Task brief. Records follow. Select each line holding "IvyPanda".

Supplied information.
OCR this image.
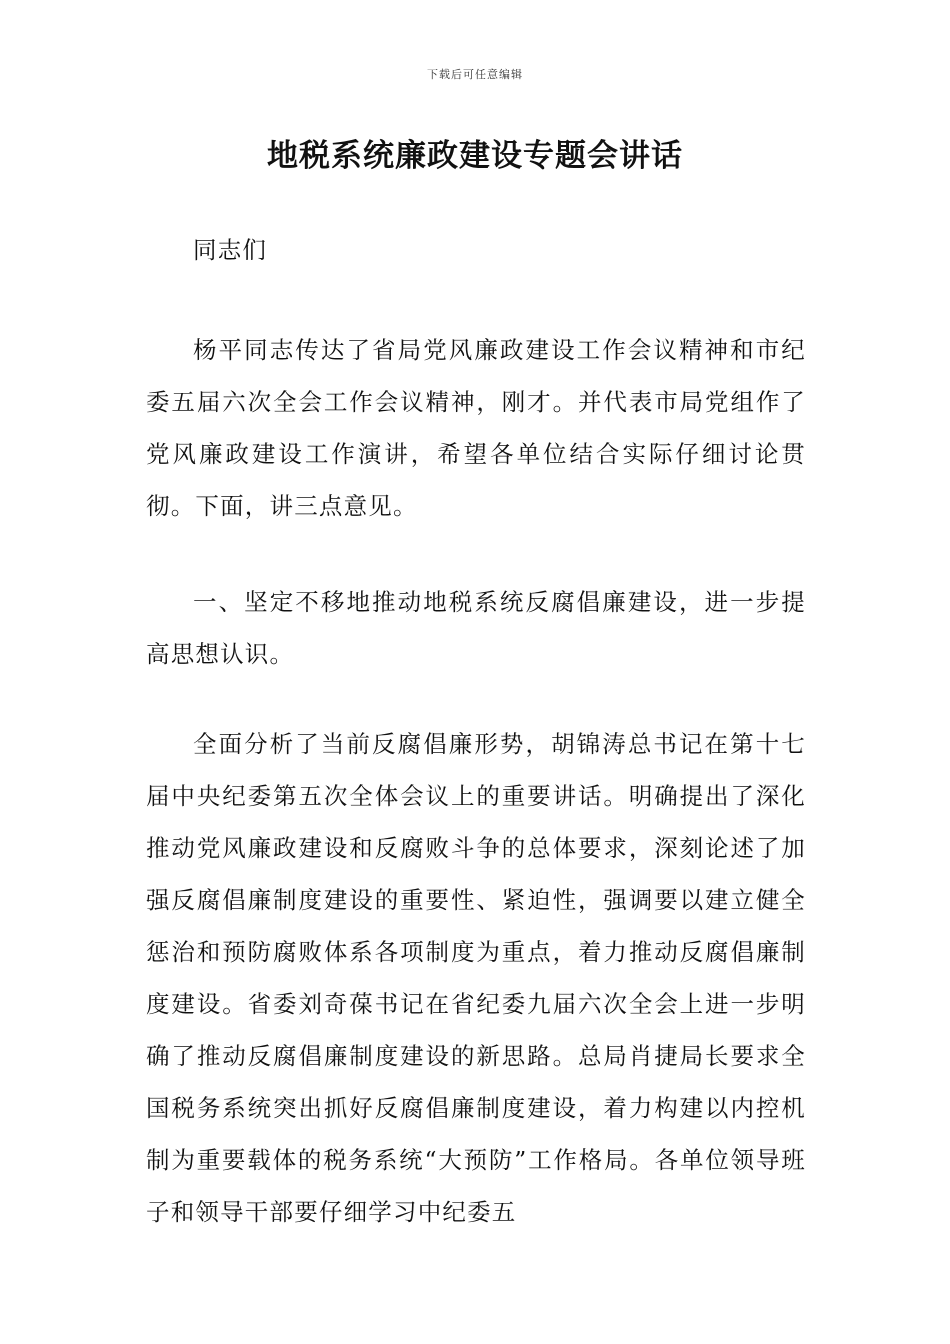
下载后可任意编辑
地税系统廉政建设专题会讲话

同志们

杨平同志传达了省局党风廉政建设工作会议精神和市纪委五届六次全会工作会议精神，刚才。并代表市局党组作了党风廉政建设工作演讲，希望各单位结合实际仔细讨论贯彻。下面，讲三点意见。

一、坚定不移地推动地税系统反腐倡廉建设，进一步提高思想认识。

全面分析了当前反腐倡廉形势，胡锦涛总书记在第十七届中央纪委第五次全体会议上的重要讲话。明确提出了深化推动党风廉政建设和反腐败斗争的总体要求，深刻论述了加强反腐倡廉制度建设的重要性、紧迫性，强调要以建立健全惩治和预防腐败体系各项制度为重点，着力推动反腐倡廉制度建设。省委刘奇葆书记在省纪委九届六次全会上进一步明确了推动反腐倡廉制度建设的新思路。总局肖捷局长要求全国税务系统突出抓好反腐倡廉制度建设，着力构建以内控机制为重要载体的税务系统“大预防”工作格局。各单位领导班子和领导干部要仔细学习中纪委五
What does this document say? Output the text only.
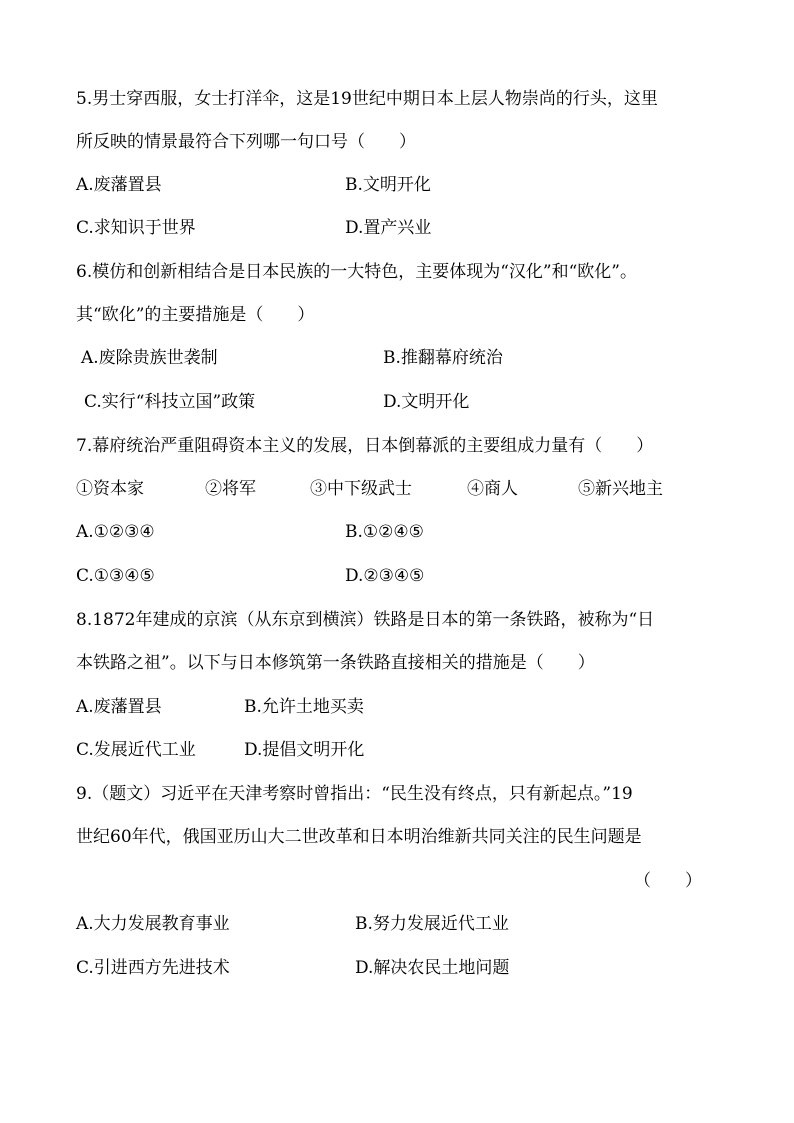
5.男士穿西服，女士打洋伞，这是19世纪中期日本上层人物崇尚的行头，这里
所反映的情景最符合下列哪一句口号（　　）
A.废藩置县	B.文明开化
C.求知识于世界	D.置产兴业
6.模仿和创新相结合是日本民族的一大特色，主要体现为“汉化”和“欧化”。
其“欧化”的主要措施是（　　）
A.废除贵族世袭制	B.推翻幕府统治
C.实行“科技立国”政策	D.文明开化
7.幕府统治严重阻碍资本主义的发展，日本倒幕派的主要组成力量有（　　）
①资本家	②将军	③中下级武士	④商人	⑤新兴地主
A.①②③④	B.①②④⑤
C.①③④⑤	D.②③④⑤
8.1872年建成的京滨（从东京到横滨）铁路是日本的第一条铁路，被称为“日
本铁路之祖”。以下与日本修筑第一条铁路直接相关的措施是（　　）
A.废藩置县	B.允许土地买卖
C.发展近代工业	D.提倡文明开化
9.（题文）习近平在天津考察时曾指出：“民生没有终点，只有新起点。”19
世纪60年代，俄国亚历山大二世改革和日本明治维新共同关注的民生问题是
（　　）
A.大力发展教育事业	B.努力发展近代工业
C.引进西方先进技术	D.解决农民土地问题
--
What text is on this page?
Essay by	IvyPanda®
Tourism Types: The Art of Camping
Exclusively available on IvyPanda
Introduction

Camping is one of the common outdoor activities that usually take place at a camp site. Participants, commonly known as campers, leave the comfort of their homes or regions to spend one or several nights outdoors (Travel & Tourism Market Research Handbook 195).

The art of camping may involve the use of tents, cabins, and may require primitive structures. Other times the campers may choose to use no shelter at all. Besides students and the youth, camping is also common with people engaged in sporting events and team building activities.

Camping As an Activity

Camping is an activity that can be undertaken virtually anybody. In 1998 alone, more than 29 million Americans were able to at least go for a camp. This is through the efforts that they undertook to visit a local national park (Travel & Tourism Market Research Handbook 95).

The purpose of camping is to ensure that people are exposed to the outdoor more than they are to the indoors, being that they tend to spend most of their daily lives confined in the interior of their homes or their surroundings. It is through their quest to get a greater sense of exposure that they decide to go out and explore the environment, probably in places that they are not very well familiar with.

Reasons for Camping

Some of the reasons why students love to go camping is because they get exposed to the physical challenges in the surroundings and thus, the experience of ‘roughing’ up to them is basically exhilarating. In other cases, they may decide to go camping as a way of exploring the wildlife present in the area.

Expected output.
Essay by	IvyPanda®
Exclusively available on IvyPanda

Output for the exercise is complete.